*** THE INPUT

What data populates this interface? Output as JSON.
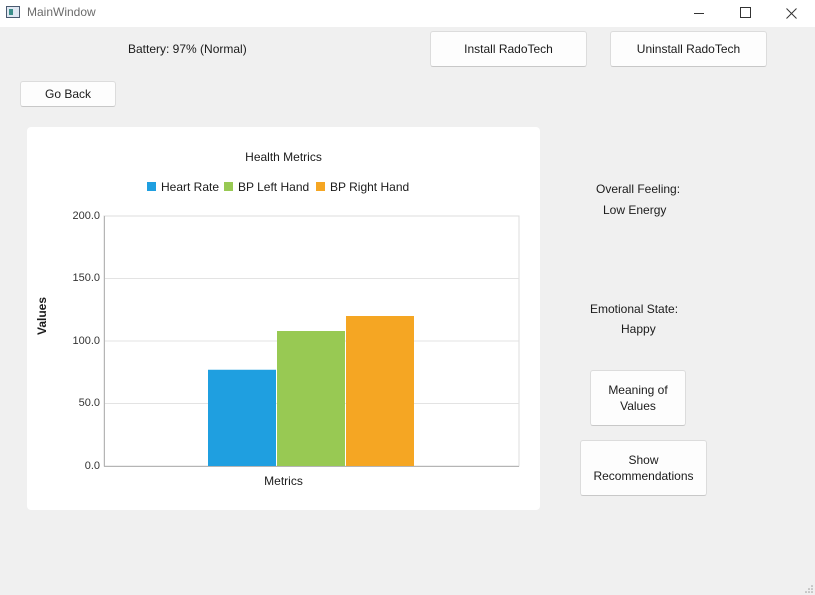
{
  "window": {
    "title": "MainWindow"
  },
  "header": {
    "battery_text": "Battery: 97% (Normal)",
    "install_label": "Install RadoTech",
    "uninstall_label": "Uninstall RadoTech",
    "back_label": "Go Back"
  },
  "side": {
    "overall_feeling_label": "Overall Feeling:",
    "overall_feeling_value": "Low Energy",
    "emotional_state_label": "Emotional State:",
    "emotional_state_value": "Happy",
    "meaning_label_1": "Meaning of",
    "meaning_label_2": "Values",
    "recommend_label_1": "Show",
    "recommend_label_2": "Recommendations"
  },
  "chart_data": {
    "type": "bar",
    "title": "Health Metrics",
    "xlabel": "Metrics",
    "ylabel": "Values",
    "categories": [
      "Metrics"
    ],
    "ylim": [
      0,
      200
    ],
    "yticks": [
      "0.0",
      "50.0",
      "100.0",
      "150.0",
      "200.0"
    ],
    "grid": true,
    "legend_position": "top",
    "series": [
      {
        "name": "Heart Rate",
        "values": [
          77
        ],
        "color": "#1f9fe0"
      },
      {
        "name": "BP Left Hand",
        "values": [
          108
        ],
        "color": "#98c953"
      },
      {
        "name": "BP Right Hand",
        "values": [
          120
        ],
        "color": "#f5a623"
      }
    ]
  }
}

******

» EXERCISE INSTRUCTIONS
Your copy of the data above should match it exactly, except that pictures are left out.

» ANSWER TO THE PROBLEM
What data populates this interface? Output as JSON.
{
  "window": {
    "title": "MainWindow"
  },
  "header": {
    "battery_text": "Battery: 97% (Normal)",
    "install_label": "Install RadoTech",
    "uninstall_label": "Uninstall RadoTech",
    "back_label": "Go Back"
  },
  "side": {
    "overall_feeling_label": "Overall Feeling:",
    "overall_feeling_value": "Low Energy",
    "emotional_state_label": "Emotional State:",
    "emotional_state_value": "Happy",
    "meaning_label_1": "Meaning of",
    "meaning_label_2": "Values",
    "recommend_label_1": "Show",
    "recommend_label_2": "Recommendations"
  },
  "chart_data": {
    "type": "bar",
    "title": "Health Metrics",
    "xlabel": "Metrics",
    "ylabel": "Values",
    "categories": [
      "Metrics"
    ],
    "ylim": [
      0,
      200
    ],
    "yticks": [
      "0.0",
      "50.0",
      "100.0",
      "150.0",
      "200.0"
    ],
    "grid": true,
    "legend_position": "top",
    "series": [
      {
        "name": "Heart Rate",
        "values": [
          77
        ],
        "color": "#1f9fe0"
      },
      {
        "name": "BP Left Hand",
        "values": [
          108
        ],
        "color": "#98c953"
      },
      {
        "name": "BP Right Hand",
        "values": [
          120
        ],
        "color": "#f5a623"
      }
    ]
  }
}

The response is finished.